* Requirements
Search the data for the string "this" and extract every line where it appears.
===== Provided entries
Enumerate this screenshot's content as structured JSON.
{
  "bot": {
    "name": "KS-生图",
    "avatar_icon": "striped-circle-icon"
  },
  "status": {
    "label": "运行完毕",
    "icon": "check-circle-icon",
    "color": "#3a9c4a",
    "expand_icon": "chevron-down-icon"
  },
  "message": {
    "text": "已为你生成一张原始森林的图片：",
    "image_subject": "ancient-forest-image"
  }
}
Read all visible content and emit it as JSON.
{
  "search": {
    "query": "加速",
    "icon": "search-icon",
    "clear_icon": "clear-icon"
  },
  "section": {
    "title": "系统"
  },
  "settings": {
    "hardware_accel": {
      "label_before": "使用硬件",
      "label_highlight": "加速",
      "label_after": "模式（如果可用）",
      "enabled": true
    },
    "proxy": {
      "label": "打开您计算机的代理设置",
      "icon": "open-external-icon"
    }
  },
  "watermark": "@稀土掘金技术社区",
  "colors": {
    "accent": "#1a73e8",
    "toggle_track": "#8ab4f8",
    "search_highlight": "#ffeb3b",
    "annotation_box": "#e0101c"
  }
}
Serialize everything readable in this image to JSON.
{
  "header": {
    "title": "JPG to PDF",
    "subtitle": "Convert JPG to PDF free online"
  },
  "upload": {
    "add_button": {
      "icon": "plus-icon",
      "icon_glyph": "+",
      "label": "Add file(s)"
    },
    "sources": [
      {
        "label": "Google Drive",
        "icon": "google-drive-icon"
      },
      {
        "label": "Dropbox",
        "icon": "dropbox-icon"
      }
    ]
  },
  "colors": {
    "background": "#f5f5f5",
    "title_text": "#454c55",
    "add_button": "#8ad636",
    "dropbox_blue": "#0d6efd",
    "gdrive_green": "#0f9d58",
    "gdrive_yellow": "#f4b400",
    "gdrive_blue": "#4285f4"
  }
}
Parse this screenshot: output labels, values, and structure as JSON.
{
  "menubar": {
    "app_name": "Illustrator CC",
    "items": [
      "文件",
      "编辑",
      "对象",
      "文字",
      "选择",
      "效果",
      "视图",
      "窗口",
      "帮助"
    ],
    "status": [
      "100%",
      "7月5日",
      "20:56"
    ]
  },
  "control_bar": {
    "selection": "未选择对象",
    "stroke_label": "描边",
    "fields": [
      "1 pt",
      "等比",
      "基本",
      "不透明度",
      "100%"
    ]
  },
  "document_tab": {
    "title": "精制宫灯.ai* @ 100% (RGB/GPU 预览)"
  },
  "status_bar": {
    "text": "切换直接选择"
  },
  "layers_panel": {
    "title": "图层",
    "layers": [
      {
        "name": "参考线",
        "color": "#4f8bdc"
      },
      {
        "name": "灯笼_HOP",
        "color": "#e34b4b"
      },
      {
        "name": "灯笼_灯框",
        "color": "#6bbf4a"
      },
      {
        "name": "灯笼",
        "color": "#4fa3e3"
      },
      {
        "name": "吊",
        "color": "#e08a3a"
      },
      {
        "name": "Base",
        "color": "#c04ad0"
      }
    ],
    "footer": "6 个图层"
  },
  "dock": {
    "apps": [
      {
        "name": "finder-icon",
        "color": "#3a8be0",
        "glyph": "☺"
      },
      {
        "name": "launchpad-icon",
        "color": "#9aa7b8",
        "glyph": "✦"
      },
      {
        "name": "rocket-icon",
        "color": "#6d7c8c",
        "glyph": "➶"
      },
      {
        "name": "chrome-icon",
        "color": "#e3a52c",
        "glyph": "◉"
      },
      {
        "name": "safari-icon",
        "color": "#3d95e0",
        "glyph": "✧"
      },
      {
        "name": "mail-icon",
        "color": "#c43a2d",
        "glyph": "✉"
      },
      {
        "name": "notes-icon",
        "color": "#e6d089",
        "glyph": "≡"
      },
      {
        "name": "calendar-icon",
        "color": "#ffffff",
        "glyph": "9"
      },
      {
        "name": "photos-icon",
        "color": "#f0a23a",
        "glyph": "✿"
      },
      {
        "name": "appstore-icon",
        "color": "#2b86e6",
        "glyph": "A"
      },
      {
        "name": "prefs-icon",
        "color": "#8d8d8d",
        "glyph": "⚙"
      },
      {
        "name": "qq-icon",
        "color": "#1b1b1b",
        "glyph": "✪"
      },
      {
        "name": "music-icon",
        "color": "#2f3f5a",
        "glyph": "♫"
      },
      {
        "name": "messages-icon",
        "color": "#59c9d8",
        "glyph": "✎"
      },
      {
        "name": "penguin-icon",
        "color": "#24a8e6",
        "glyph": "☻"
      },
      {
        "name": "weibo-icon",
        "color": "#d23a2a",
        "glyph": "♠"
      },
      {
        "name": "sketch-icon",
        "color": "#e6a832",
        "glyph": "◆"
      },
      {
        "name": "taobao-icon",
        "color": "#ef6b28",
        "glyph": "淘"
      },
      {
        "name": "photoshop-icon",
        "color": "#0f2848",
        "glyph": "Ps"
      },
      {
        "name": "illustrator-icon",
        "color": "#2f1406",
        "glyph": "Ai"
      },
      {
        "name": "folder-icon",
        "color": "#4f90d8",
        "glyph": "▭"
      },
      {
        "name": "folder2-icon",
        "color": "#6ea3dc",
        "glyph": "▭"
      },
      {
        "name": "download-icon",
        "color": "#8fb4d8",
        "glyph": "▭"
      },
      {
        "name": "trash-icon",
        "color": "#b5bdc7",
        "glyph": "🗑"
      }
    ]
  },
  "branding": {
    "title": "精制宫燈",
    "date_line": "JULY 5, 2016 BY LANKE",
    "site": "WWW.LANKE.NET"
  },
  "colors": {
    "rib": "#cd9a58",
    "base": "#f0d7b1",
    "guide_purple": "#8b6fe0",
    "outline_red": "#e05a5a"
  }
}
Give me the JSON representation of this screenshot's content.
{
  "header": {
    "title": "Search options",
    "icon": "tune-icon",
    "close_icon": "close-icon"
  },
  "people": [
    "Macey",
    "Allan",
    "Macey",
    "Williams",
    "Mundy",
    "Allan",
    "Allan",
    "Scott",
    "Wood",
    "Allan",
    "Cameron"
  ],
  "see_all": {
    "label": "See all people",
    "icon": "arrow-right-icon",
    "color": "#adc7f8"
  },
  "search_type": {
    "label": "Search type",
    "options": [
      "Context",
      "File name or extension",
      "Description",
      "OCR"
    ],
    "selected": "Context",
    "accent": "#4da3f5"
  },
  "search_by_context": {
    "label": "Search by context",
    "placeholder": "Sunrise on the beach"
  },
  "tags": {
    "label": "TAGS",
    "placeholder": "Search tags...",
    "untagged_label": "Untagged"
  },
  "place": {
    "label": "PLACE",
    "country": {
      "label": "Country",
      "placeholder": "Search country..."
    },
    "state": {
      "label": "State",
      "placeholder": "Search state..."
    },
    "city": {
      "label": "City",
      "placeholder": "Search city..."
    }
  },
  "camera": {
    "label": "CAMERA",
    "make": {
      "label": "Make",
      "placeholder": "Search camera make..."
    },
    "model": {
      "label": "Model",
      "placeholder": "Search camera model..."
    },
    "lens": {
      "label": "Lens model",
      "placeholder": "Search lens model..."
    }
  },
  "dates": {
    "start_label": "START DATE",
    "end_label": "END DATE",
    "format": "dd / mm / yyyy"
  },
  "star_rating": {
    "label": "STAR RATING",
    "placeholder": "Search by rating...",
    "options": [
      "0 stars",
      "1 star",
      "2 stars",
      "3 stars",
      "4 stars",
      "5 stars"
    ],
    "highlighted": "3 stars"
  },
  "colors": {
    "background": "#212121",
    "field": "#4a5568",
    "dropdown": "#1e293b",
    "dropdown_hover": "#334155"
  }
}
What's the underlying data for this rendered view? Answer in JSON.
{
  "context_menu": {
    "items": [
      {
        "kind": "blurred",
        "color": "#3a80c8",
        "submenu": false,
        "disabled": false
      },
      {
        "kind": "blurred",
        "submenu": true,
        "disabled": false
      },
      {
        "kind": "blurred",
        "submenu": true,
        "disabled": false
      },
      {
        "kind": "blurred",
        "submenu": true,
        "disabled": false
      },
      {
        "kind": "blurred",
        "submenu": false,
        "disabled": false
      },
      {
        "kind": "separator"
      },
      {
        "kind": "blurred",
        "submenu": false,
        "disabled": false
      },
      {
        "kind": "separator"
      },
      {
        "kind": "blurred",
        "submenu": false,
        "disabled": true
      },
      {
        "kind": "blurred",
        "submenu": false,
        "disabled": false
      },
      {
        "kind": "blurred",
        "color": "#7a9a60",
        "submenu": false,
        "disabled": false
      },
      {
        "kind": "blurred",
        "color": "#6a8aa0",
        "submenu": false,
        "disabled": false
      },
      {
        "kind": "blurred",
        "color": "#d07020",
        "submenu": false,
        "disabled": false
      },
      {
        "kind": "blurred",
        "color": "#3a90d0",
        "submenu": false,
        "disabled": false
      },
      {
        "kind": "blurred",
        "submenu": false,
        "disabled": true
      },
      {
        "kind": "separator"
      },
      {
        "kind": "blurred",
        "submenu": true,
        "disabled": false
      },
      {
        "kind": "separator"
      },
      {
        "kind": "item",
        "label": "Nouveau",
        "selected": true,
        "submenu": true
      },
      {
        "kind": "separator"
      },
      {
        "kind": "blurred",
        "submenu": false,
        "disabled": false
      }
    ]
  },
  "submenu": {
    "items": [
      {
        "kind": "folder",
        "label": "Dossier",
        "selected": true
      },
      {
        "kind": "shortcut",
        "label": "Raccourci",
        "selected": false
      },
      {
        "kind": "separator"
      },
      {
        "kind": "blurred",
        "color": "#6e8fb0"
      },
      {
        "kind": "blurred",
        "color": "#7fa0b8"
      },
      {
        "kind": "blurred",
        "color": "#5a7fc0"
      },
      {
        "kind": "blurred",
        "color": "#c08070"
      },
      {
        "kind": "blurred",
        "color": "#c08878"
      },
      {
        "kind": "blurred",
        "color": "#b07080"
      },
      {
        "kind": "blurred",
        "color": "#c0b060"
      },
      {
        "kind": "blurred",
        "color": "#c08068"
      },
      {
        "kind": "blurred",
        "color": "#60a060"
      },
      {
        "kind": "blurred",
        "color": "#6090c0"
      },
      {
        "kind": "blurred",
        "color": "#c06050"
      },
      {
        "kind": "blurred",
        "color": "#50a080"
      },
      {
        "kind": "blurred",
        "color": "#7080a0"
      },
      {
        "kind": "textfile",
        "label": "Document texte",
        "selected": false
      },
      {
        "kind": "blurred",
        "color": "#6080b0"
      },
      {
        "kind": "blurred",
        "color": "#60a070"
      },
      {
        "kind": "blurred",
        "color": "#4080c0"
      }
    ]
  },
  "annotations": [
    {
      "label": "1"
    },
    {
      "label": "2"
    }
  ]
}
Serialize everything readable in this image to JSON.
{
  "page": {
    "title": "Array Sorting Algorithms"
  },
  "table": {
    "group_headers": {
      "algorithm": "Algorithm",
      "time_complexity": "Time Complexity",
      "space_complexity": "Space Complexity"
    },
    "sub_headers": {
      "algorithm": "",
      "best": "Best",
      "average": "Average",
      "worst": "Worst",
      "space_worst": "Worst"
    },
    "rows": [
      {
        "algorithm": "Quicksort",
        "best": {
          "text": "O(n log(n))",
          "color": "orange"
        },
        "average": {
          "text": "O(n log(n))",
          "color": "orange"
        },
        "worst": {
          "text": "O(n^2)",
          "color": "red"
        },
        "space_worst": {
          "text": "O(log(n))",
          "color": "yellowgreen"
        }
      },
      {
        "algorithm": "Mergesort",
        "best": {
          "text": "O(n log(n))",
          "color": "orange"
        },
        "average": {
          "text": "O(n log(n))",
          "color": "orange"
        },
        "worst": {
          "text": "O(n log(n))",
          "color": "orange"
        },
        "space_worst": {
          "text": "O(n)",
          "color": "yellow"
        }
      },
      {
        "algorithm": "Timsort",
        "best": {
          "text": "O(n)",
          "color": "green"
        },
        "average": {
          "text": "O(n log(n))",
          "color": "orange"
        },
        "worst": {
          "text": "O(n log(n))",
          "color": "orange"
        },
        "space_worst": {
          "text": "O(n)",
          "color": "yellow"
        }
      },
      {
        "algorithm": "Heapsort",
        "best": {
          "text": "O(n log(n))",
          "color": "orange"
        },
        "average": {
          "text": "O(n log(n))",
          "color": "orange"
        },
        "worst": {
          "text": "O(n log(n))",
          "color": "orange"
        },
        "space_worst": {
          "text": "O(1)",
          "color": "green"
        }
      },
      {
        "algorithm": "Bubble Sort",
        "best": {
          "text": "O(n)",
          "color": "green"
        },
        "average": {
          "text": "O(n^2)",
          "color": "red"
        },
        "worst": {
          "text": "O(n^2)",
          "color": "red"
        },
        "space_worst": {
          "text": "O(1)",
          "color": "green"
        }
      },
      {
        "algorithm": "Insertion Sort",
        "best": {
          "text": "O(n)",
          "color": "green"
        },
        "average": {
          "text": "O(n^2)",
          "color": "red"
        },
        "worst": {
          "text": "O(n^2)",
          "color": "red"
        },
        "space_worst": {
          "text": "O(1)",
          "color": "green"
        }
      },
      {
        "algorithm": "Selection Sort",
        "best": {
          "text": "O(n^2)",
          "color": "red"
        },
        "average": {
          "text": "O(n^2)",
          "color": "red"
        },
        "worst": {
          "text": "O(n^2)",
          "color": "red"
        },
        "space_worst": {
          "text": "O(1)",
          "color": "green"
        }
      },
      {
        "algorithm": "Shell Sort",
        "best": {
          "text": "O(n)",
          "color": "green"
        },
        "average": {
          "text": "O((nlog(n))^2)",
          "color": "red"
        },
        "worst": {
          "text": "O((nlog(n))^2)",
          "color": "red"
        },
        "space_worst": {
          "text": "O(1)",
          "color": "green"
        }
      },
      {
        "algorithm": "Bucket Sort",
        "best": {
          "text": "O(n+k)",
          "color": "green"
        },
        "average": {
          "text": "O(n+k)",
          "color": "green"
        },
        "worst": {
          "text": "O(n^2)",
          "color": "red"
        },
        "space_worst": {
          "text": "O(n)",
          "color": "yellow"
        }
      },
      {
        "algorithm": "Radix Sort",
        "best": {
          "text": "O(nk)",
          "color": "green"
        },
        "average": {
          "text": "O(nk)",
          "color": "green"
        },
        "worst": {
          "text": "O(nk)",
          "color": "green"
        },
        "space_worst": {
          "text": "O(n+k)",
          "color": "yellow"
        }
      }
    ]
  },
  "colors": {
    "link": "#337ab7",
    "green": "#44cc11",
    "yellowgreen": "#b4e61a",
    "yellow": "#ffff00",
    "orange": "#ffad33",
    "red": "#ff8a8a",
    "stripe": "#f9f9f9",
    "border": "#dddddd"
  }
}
==========
* Written answer
Enumerate this screenshot's content as structured JSON.
Serialize everything readable in this image to JSON.
Parse this screenshot: output labels, values, and structure as JSON.
Give me the JSON representation of this screenshot's content.
What's the underlying data for this rendered view? Answer in JSON.
Serialize everything readable in this image to JSON.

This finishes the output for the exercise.